- _Task directions_
Retype the records below exactly as they appear.

- _Material_
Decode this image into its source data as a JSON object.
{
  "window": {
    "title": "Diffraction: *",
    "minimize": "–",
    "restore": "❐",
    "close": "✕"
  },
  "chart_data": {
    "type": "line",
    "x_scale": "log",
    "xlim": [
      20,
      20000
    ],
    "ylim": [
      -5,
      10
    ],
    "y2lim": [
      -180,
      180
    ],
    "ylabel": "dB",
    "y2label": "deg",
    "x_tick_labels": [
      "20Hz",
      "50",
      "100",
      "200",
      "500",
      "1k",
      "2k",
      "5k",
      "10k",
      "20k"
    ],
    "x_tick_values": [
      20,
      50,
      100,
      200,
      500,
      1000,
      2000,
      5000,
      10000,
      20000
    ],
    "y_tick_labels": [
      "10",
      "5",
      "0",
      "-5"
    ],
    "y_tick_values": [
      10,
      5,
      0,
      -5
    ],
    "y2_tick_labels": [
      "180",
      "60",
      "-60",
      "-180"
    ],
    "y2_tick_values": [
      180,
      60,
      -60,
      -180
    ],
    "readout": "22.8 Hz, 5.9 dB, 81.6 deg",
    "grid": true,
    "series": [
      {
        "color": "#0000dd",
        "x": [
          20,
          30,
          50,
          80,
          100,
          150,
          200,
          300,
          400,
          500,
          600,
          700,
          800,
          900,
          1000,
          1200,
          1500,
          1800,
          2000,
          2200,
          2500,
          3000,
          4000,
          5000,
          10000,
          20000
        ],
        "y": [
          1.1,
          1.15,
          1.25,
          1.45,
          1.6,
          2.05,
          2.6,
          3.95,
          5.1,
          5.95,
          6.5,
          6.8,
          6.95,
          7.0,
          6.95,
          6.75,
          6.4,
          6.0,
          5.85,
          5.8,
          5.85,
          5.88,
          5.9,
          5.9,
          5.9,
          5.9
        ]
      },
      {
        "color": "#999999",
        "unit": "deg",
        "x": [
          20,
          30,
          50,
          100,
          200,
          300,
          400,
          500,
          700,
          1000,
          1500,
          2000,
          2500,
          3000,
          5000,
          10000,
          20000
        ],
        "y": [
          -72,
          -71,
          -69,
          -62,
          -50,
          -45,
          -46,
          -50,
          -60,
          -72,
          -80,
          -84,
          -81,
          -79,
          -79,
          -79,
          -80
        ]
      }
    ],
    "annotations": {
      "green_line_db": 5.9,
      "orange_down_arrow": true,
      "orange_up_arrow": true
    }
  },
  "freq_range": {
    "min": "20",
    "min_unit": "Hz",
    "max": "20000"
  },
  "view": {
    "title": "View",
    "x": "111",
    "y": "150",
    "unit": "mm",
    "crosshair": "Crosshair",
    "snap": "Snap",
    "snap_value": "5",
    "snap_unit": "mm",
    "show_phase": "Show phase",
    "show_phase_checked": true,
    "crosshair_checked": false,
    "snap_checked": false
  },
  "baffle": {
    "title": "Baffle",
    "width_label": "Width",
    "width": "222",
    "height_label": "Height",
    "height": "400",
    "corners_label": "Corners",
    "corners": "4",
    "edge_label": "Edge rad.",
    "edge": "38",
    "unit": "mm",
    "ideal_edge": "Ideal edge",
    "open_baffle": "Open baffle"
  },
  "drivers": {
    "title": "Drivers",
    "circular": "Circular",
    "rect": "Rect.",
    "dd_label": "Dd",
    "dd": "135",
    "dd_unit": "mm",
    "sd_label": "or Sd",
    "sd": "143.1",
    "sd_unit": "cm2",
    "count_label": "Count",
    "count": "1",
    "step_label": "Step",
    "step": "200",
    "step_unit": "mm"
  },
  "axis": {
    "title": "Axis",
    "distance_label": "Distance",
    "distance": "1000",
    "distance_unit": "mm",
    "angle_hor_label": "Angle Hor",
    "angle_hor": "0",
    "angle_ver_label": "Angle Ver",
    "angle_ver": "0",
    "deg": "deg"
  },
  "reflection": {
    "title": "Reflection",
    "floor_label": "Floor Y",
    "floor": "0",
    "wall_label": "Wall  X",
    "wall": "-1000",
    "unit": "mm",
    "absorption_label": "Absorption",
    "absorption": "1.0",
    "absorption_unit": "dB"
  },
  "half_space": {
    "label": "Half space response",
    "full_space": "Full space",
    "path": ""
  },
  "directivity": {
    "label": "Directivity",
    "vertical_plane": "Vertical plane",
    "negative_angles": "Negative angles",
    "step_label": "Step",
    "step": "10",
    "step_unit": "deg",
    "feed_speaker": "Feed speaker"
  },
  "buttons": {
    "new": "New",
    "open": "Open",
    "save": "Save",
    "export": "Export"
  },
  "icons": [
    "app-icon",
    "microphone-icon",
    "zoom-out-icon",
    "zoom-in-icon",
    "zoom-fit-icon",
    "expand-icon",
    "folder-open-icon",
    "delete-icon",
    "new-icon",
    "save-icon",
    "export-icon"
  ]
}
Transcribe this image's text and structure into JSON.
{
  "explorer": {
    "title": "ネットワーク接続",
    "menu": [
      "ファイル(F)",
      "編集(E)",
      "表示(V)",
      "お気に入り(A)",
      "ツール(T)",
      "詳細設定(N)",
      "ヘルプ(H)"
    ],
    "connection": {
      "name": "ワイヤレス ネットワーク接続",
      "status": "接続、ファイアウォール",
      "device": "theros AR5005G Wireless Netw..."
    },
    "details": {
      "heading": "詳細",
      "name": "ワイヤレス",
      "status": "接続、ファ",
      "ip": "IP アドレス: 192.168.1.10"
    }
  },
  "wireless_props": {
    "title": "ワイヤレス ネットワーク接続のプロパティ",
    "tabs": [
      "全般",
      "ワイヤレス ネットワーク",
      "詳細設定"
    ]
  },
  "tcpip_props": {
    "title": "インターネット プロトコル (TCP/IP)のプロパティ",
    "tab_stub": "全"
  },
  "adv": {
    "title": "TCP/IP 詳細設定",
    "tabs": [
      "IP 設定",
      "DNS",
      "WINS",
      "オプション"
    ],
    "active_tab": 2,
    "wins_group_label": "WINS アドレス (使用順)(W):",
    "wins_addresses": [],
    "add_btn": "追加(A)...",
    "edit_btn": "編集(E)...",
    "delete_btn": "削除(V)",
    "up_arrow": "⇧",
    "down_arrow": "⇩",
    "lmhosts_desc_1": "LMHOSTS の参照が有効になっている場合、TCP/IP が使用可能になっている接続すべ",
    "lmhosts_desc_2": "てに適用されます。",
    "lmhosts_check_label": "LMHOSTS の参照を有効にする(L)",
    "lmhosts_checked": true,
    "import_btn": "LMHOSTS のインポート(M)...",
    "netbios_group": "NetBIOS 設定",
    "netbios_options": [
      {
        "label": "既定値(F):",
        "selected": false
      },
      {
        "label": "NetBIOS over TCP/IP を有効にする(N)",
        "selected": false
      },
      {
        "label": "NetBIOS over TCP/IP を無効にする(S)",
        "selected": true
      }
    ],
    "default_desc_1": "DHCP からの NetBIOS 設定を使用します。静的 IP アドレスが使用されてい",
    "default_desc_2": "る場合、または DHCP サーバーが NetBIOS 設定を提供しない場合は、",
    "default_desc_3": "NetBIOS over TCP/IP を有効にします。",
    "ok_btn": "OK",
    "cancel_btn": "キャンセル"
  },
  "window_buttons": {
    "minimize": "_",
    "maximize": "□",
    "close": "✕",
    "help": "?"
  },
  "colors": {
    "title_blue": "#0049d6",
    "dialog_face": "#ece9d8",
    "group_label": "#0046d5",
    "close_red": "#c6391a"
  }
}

- _Full response_
Decode this image into its source data as a JSON object.
{
  "window": {
    "title": "Diffraction: *",
    "minimize": "–",
    "restore": "❐",
    "close": "✕"
  },
  "chart_data": {
    "type": "line",
    "x_scale": "log",
    "xlim": [
      20,
      20000
    ],
    "ylim": [
      -5,
      10
    ],
    "y2lim": [
      -180,
      180
    ],
    "ylabel": "dB",
    "y2label": "deg",
    "x_tick_labels": [
      "20Hz",
      "50",
      "100",
      "200",
      "500",
      "1k",
      "2k",
      "5k",
      "10k",
      "20k"
    ],
    "x_tick_values": [
      20,
      50,
      100,
      200,
      500,
      1000,
      2000,
      5000,
      10000,
      20000
    ],
    "y_tick_labels": [
      "10",
      "5",
      "0",
      "-5"
    ],
    "y_tick_values": [
      10,
      5,
      0,
      -5
    ],
    "y2_tick_labels": [
      "180",
      "60",
      "-60",
      "-180"
    ],
    "y2_tick_values": [
      180,
      60,
      -60,
      -180
    ],
    "readout": "22.8 Hz, 5.9 dB, 81.6 deg",
    "grid": true,
    "series": [
      {
        "color": "#0000dd",
        "x": [
          20,
          30,
          50,
          80,
          100,
          150,
          200,
          300,
          400,
          500,
          600,
          700,
          800,
          900,
          1000,
          1200,
          1500,
          1800,
          2000,
          2200,
          2500,
          3000,
          4000,
          5000,
          10000,
          20000
        ],
        "y": [
          1.1,
          1.15,
          1.25,
          1.45,
          1.6,
          2.05,
          2.6,
          3.95,
          5.1,
          5.95,
          6.5,
          6.8,
          6.95,
          7.0,
          6.95,
          6.75,
          6.4,
          6.0,
          5.85,
          5.8,
          5.85,
          5.88,
          5.9,
          5.9,
          5.9,
          5.9
        ]
      },
      {
        "color": "#999999",
        "unit": "deg",
        "x": [
          20,
          30,
          50,
          100,
          200,
          300,
          400,
          500,
          700,
          1000,
          1500,
          2000,
          2500,
          3000,
          5000,
          10000,
          20000
        ],
        "y": [
          -72,
          -71,
          -69,
          -62,
          -50,
          -45,
          -46,
          -50,
          -60,
          -72,
          -80,
          -84,
          -81,
          -79,
          -79,
          -79,
          -80
        ]
      }
    ],
    "annotations": {
      "green_line_db": 5.9,
      "orange_down_arrow": true,
      "orange_up_arrow": true
    }
  },
  "freq_range": {
    "min": "20",
    "min_unit": "Hz",
    "max": "20000"
  },
  "view": {
    "title": "View",
    "x": "111",
    "y": "150",
    "unit": "mm",
    "crosshair": "Crosshair",
    "snap": "Snap",
    "snap_value": "5",
    "snap_unit": "mm",
    "show_phase": "Show phase",
    "show_phase_checked": true,
    "crosshair_checked": false,
    "snap_checked": false
  },
  "baffle": {
    "title": "Baffle",
    "width_label": "Width",
    "width": "222",
    "height_label": "Height",
    "height": "400",
    "corners_label": "Corners",
    "corners": "4",
    "edge_label": "Edge rad.",
    "edge": "38",
    "unit": "mm",
    "ideal_edge": "Ideal edge",
    "open_baffle": "Open baffle"
  },
  "drivers": {
    "title": "Drivers",
    "circular": "Circular",
    "rect": "Rect.",
    "dd_label": "Dd",
    "dd": "135",
    "dd_unit": "mm",
    "sd_label": "or Sd",
    "sd": "143.1",
    "sd_unit": "cm2",
    "count_label": "Count",
    "count": "1",
    "step_label": "Step",
    "step": "200",
    "step_unit": "mm"
  },
  "axis": {
    "title": "Axis",
    "distance_label": "Distance",
    "distance": "1000",
    "distance_unit": "mm",
    "angle_hor_label": "Angle Hor",
    "angle_hor": "0",
    "angle_ver_label": "Angle Ver",
    "angle_ver": "0",
    "deg": "deg"
  },
  "reflection": {
    "title": "Reflection",
    "floor_label": "Floor Y",
    "floor": "0",
    "wall_label": "Wall  X",
    "wall": "-1000",
    "unit": "mm",
    "absorption_label": "Absorption",
    "absorption": "1.0",
    "absorption_unit": "dB"
  },
  "half_space": {
    "label": "Half space response",
    "full_space": "Full space",
    "path": ""
  },
  "directivity": {
    "label": "Directivity",
    "vertical_plane": "Vertical plane",
    "negative_angles": "Negative angles",
    "step_label": "Step",
    "step": "10",
    "step_unit": "deg",
    "feed_speaker": "Feed speaker"
  },
  "buttons": {
    "new": "New",
    "open": "Open",
    "save": "Save",
    "export": "Export"
  },
  "icons": [
    "app-icon",
    "microphone-icon",
    "zoom-out-icon",
    "zoom-in-icon",
    "zoom-fit-icon",
    "expand-icon",
    "folder-open-icon",
    "delete-icon",
    "new-icon",
    "save-icon",
    "export-icon"
  ]
}
Transcribe this image's text and structure into JSON.
{
  "explorer": {
    "title": "ネットワーク接続",
    "menu": [
      "ファイル(F)",
      "編集(E)",
      "表示(V)",
      "お気に入り(A)",
      "ツール(T)",
      "詳細設定(N)",
      "ヘルプ(H)"
    ],
    "connection": {
      "name": "ワイヤレス ネットワーク接続",
      "status": "接続、ファイアウォール",
      "device": "theros AR5005G Wireless Netw..."
    },
    "details": {
      "heading": "詳細",
      "name": "ワイヤレス",
      "status": "接続、ファ",
      "ip": "IP アドレス: 192.168.1.10"
    }
  },
  "wireless_props": {
    "title": "ワイヤレス ネットワーク接続のプロパティ",
    "tabs": [
      "全般",
      "ワイヤレス ネットワーク",
      "詳細設定"
    ]
  },
  "tcpip_props": {
    "title": "インターネット プロトコル (TCP/IP)のプロパティ",
    "tab_stub": "全"
  },
  "adv": {
    "title": "TCP/IP 詳細設定",
    "tabs": [
      "IP 設定",
      "DNS",
      "WINS",
      "オプション"
    ],
    "active_tab": 2,
    "wins_group_label": "WINS アドレス (使用順)(W):",
    "wins_addresses": [],
    "add_btn": "追加(A)...",
    "edit_btn": "編集(E)...",
    "delete_btn": "削除(V)",
    "up_arrow": "⇧",
    "down_arrow": "⇩",
    "lmhosts_desc_1": "LMHOSTS の参照が有効になっている場合、TCP/IP が使用可能になっている接続すべ",
    "lmhosts_desc_2": "てに適用されます。",
    "lmhosts_check_label": "LMHOSTS の参照を有効にする(L)",
    "lmhosts_checked": true,
    "import_btn": "LMHOSTS のインポート(M)...",
    "netbios_group": "NetBIOS 設定",
    "netbios_options": [
      {
        "label": "既定値(F):",
        "selected": false
      },
      {
        "label": "NetBIOS over TCP/IP を有効にする(N)",
        "selected": false
      },
      {
        "label": "NetBIOS over TCP/IP を無効にする(S)",
        "selected": true
      }
    ],
    "default_desc_1": "DHCP からの NetBIOS 設定を使用します。静的 IP アドレスが使用されてい",
    "default_desc_2": "る場合、または DHCP サーバーが NetBIOS 設定を提供しない場合は、",
    "default_desc_3": "NetBIOS over TCP/IP を有効にします。",
    "ok_btn": "OK",
    "cancel_btn": "キャンセル"
  },
  "window_buttons": {
    "minimize": "_",
    "maximize": "□",
    "close": "✕",
    "help": "?"
  },
  "colors": {
    "title_blue": "#0049d6",
    "dialog_face": "#ece9d8",
    "group_label": "#0046d5",
    "close_red": "#c6391a"
  }
}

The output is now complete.